** Task to complete **
Leaving out the pictures, please retype each record exactly.

** Excerpted records **
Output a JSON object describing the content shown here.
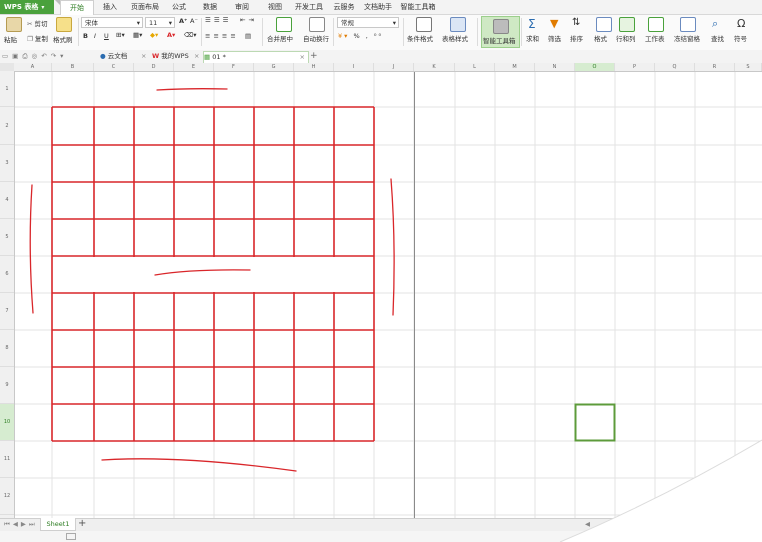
{
  "app": {
    "logo": "WPS 表格"
  },
  "menu_tabs": [
    "开始",
    "插入",
    "页面布局",
    "公式",
    "数据",
    "审阅",
    "视图",
    "开发工具",
    "云服务",
    "文档助手",
    "智能工具箱"
  ],
  "ribbon": {
    "paste": "粘贴",
    "cut": "剪切",
    "copy": "复制",
    "format_painter": "格式刷",
    "font_name": "宋体",
    "font_size": "11",
    "merge_center": "合并居中",
    "wrap_text": "自动换行",
    "number_format": "常规",
    "conditional_format": "条件格式",
    "table_style": "表格样式",
    "smart_toolbox": "智能工具箱",
    "sum": "求和",
    "filter": "筛选",
    "sort": "排序",
    "format": "格式",
    "row_col": "行和列",
    "worksheet": "工作表",
    "freeze": "冻结窗格",
    "find": "查找",
    "symbol": "符号"
  },
  "doc_tabs": {
    "cloud": "云文档",
    "mywps": "我的WPS",
    "file": "01 *"
  },
  "col_headers": [
    "A",
    "B",
    "C",
    "D",
    "E",
    "F",
    "G",
    "H",
    "I",
    "J",
    "K",
    "L",
    "M",
    "N",
    "O",
    "P",
    "Q",
    "R",
    "S",
    "T"
  ],
  "row_headers": [
    "1",
    "2",
    "3",
    "4",
    "5",
    "6",
    "7",
    "8",
    "9",
    "10",
    "11",
    "12"
  ],
  "sheet_tab": "Sheet1",
  "colors": {
    "accent_green": "#4aa13c",
    "grid_red": "#d9262a",
    "selection": "#5d9b3b"
  }
}
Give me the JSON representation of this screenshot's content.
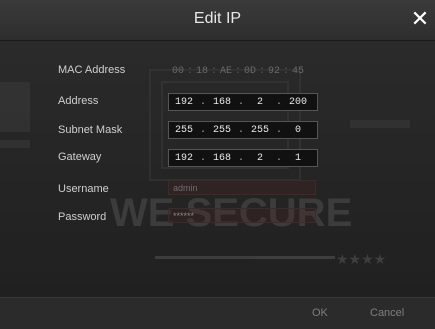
{
  "dialog": {
    "title": "Edit IP",
    "close_label": "✕"
  },
  "fields": {
    "mac_label": "MAC Address",
    "mac_octets": [
      "00",
      "18",
      "AE",
      "0D",
      "92",
      "45"
    ],
    "address_label": "Address",
    "address_octets": [
      "192",
      "168",
      "2",
      "200"
    ],
    "subnet_label": "Subnet Mask",
    "subnet_octets": [
      "255",
      "255",
      "255",
      "0"
    ],
    "gateway_label": "Gateway",
    "gateway_octets": [
      "192",
      "168",
      "2",
      "1"
    ],
    "username_label": "Username",
    "username_value": "admin",
    "password_label": "Password",
    "password_value": "******"
  },
  "watermark": {
    "text": "WE SECURE"
  },
  "footer": {
    "ok_label": "OK",
    "cancel_label": "Cancel"
  }
}
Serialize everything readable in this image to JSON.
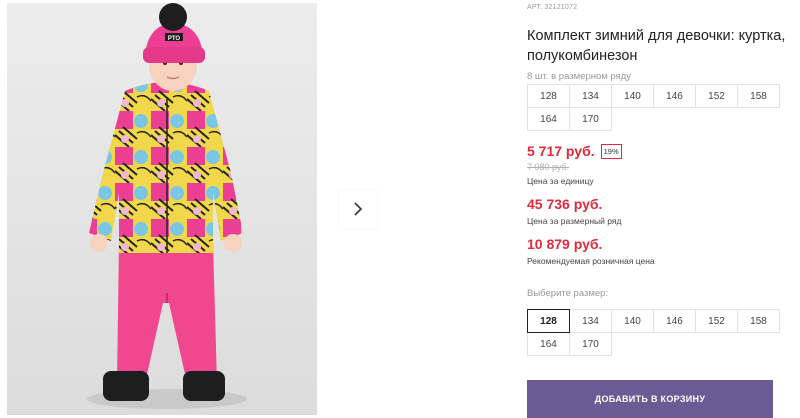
{
  "product": {
    "article": "АРТ. 32121072",
    "title": "Комплект зимний для девочки: куртка, полукомбинезон",
    "pack_note": "8 шт. в размерном ряду",
    "pack_sizes": [
      "128",
      "134",
      "140",
      "146",
      "152",
      "158",
      "164",
      "170"
    ],
    "price": "5 717 руб.",
    "discount": "19%",
    "old_price": "7 080 руб.",
    "unit_price_label": "Цена за единицу",
    "pack_price": "45 736 руб.",
    "pack_price_label": "Цена за размерный ряд",
    "retail_price": "10 879 руб.",
    "retail_price_label": "Рекомендуемая розничная цена",
    "choose_size_label": "Выберите размер:",
    "sizes": [
      "128",
      "134",
      "140",
      "146",
      "152",
      "158",
      "164",
      "170"
    ],
    "selected_size": "128",
    "add_to_cart": "ДОБАВИТЬ В КОРЗИНУ"
  },
  "gallery": {
    "hat_logo_text": "PTO",
    "next_icon": "chevron-right-icon"
  },
  "colors": {
    "accent": "#6b5b95",
    "price_red": "#e2283b",
    "jacket_pink": "#ec3f93",
    "pants_pink": "#f0478f"
  }
}
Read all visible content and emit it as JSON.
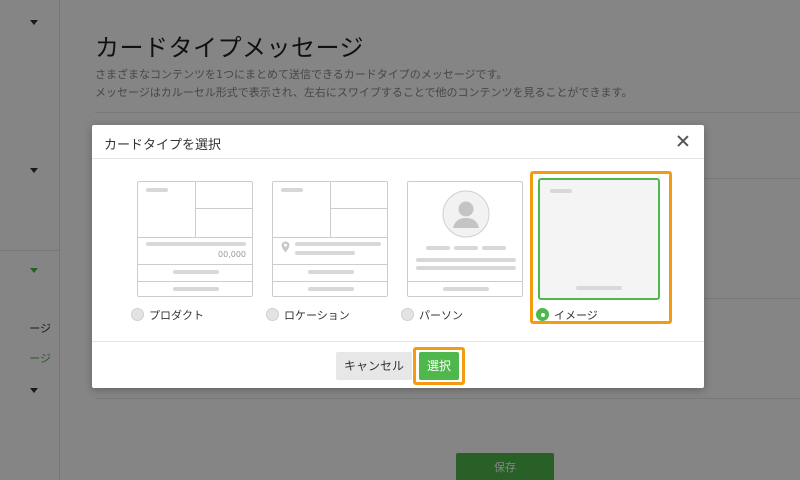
{
  "page": {
    "title": "カードタイプメッセージ",
    "description_line1": "さまざまなコンテンツを1つにまとめて送信できるカードタイプのメッセージです。",
    "description_line2": "メッセージはカルーセル形式で表示され、左右にスワイプすることで他のコンテンツを見ることができます。",
    "save_label": "保存"
  },
  "sidebar": {
    "item_1_partial": "ージ",
    "item_2_partial": "ージ"
  },
  "modal": {
    "title": "カードタイプを選択",
    "cancel_label": "キャンセル",
    "select_label": "選択",
    "card_types": [
      {
        "label": "プロダクト",
        "selected": false
      },
      {
        "label": "ロケーション",
        "selected": false
      },
      {
        "label": "パーソン",
        "selected": false
      },
      {
        "label": "イメージ",
        "selected": true
      }
    ],
    "product_price": "00,000"
  },
  "colors": {
    "accent_green": "#4fb84c",
    "highlight_orange": "#f39c12"
  },
  "icons": [
    "close-icon",
    "location-pin-icon",
    "person-avatar-icon",
    "chevron-down-icon"
  ]
}
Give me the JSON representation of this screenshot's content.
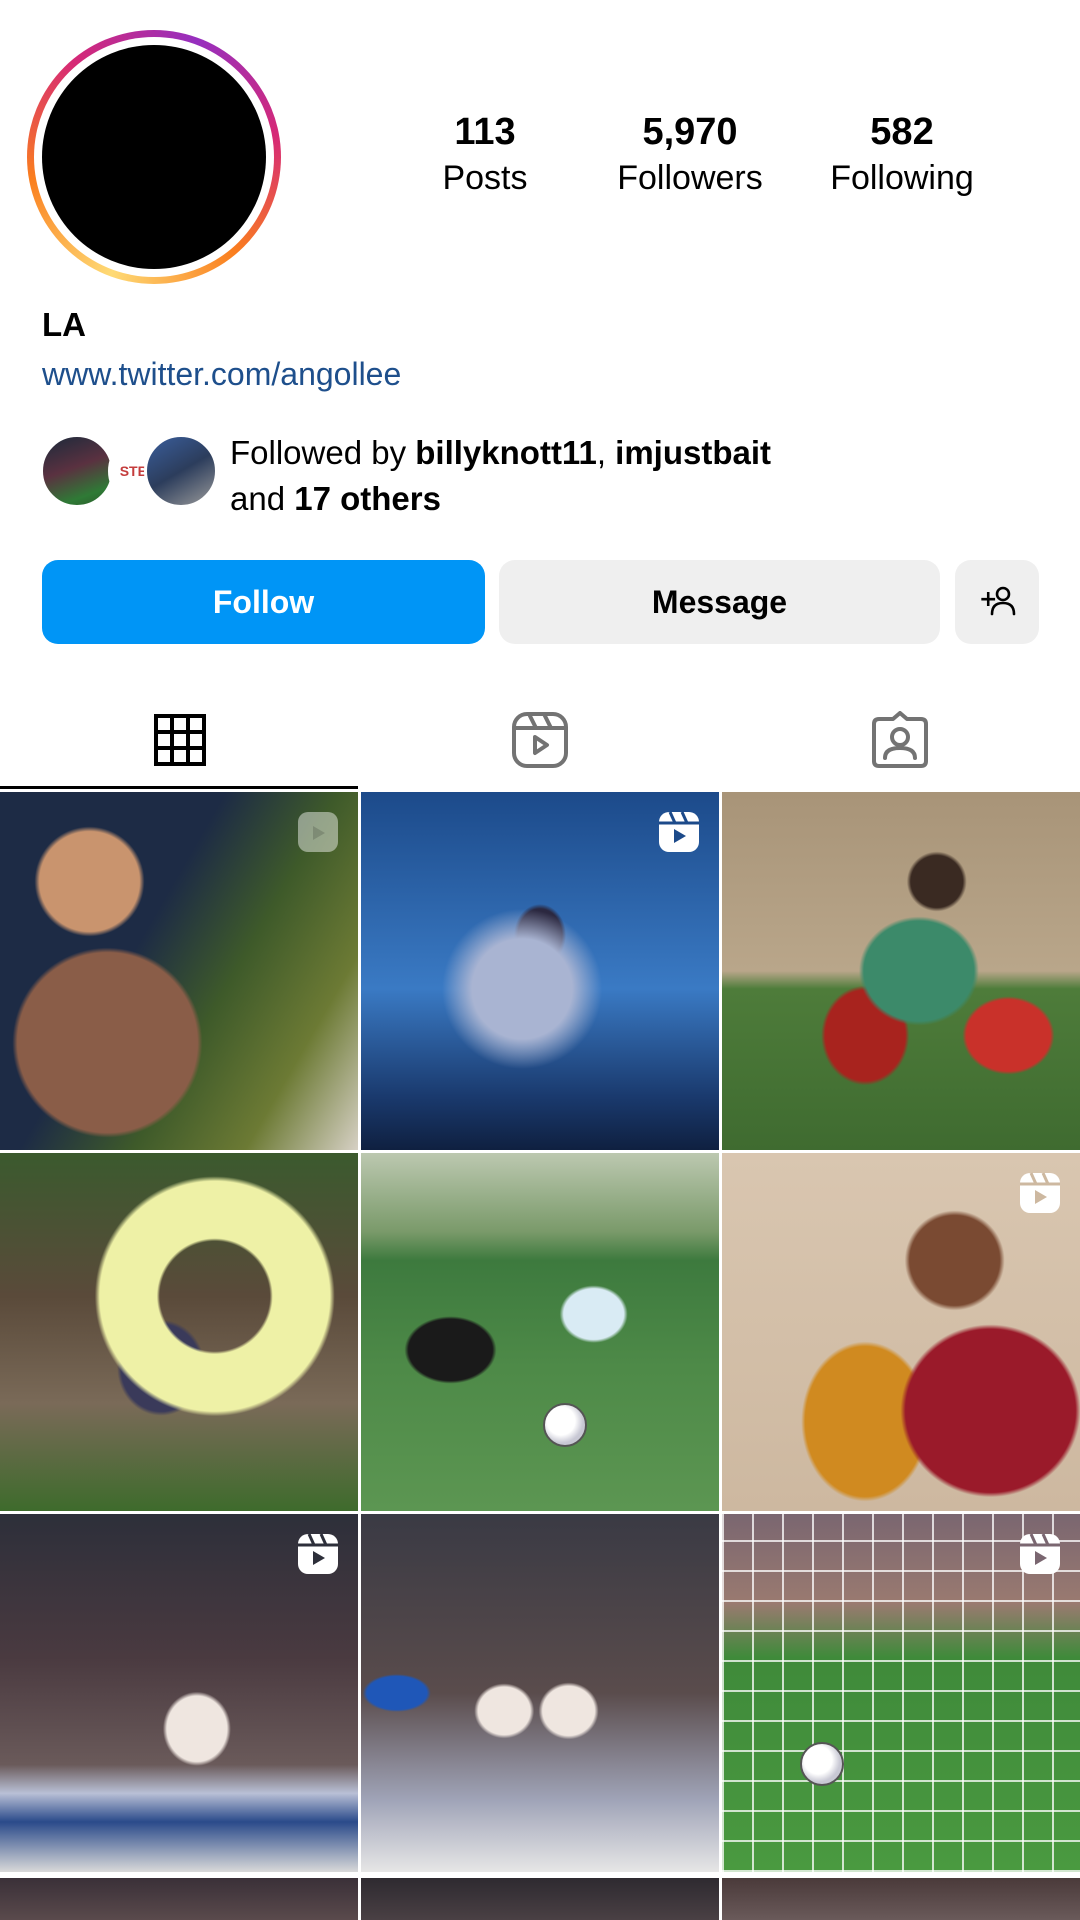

** Expected answer **
Output a JSON object describing the content shown here.
{
  "app": {
    "logo": "WPS 表格"
  },
  "menu_tabs": [
    "开始",
    "插入",
    "页面布局",
    "公式",
    "数据",
    "审阅",
    "视图",
    "开发工具",
    "云服务",
    "文档助手",
    "智能工具箱"
  ],
  "ribbon": {
    "paste": "粘贴",
    "cut": "剪切",
    "copy": "复制",
    "format_painter": "格式刷",
    "font_name": "宋体",
    "font_size": "11",
    "merge_center": "合并居中",
    "wrap_text": "自动换行",
    "number_format": "常规",
    "conditional_format": "条件格式",
    "table_style": "表格样式",
    "smart_toolbox": "智能工具箱",
    "sum": "求和",
    "filter": "筛选",
    "sort": "排序",
    "format": "格式",
    "row_col": "行和列",
    "worksheet": "工作表",
    "freeze": "冻结窗格",
    "find": "查找",
    "symbol": "符号"
  },
  "doc_tabs": {
    "cloud": "云文档",
    "mywps": "我的WPS",
    "file": "01 *"
  },
  "col_headers": [
    "A",
    "B",
    "C",
    "D",
    "E",
    "F",
    "G",
    "H",
    "I",
    "J",
    "K",
    "L",
    "M",
    "N",
    "O",
    "P",
    "Q",
    "R",
    "S",
    "T"
  ],
  "row_headers": [
    "1",
    "2",
    "3",
    "4",
    "5",
    "6",
    "7",
    "8",
    "9",
    "10",
    "11",
    "12"
  ],
  "sheet_tab": "Sheet1",
  "colors": {
    "accent_green": "#4aa13c",
    "grid_red": "#d9262a",
    "selection": "#5d9b3b"
  }
}
Give me the JSON representation of this screenshot's content.
{
  "dialog": {
    "title": "Edit IP",
    "close_label": "✕"
  },
  "fields": {
    "mac_label": "MAC Address",
    "mac_octets": [
      "00",
      "18",
      "AE",
      "0D",
      "92",
      "45"
    ],
    "address_label": "Address",
    "address_octets": [
      "192",
      "168",
      "2",
      "200"
    ],
    "subnet_label": "Subnet Mask",
    "subnet_octets": [
      "255",
      "255",
      "255",
      "0"
    ],
    "gateway_label": "Gateway",
    "gateway_octets": [
      "192",
      "168",
      "2",
      "1"
    ],
    "username_label": "Username",
    "username_value": "admin",
    "password_label": "Password",
    "password_value": "******"
  },
  "watermark": {
    "text": "WE SECURE"
  },
  "footer": {
    "ok_label": "OK",
    "cancel_label": "Cancel"
  }
}
Serialize everything readable in this image to JSON.
{
  "product": {
    "article": "АРТ. 32121072",
    "title": "Комплект зимний для девочки: куртка, полукомбинезон",
    "pack_note": "8 шт. в размерном ряду",
    "pack_sizes": [
      "128",
      "134",
      "140",
      "146",
      "152",
      "158",
      "164",
      "170"
    ],
    "price": "5 717 руб.",
    "discount": "19%",
    "old_price": "7 080 руб.",
    "unit_price_label": "Цена за единицу",
    "pack_price": "45 736 руб.",
    "pack_price_label": "Цена за размерный ряд",
    "retail_price": "10 879 руб.",
    "retail_price_label": "Рекомендуемая розничная цена",
    "choose_size_label": "Выберите размер:",
    "sizes": [
      "128",
      "134",
      "140",
      "146",
      "152",
      "158",
      "164",
      "170"
    ],
    "selected_size": "128",
    "add_to_cart": "ДОБАВИТЬ В КОРЗИНУ"
  },
  "gallery": {
    "hat_logo_text": "PTO",
    "next_icon": "chevron-right-icon"
  },
  "colors": {
    "accent": "#6b5b95",
    "price_red": "#e2283b",
    "jacket_pink": "#ec3f93",
    "pants_pink": "#f0478f"
  }
}
Read all visible content and emit it as JSON.
{
  "page": {
    "title": "カードタイプメッセージ",
    "description_line1": "さまざまなコンテンツを1つにまとめて送信できるカードタイプのメッセージです。",
    "description_line2": "メッセージはカルーセル形式で表示され、左右にスワイプすることで他のコンテンツを見ることができます。",
    "save_label": "保存"
  },
  "sidebar": {
    "item_1_partial": "ージ",
    "item_2_partial": "ージ"
  },
  "modal": {
    "title": "カードタイプを選択",
    "cancel_label": "キャンセル",
    "select_label": "選択",
    "card_types": [
      {
        "label": "プロダクト",
        "selected": false
      },
      {
        "label": "ロケーション",
        "selected": false
      },
      {
        "label": "パーソン",
        "selected": false
      },
      {
        "label": "イメージ",
        "selected": true
      }
    ],
    "product_price": "00,000"
  },
  "colors": {
    "accent_green": "#4fb84c",
    "highlight_orange": "#f39c12"
  },
  "icons": [
    "close-icon",
    "location-pin-icon",
    "person-avatar-icon",
    "chevron-down-icon"
  ]
}
Give me the JSON representation of this screenshot's content.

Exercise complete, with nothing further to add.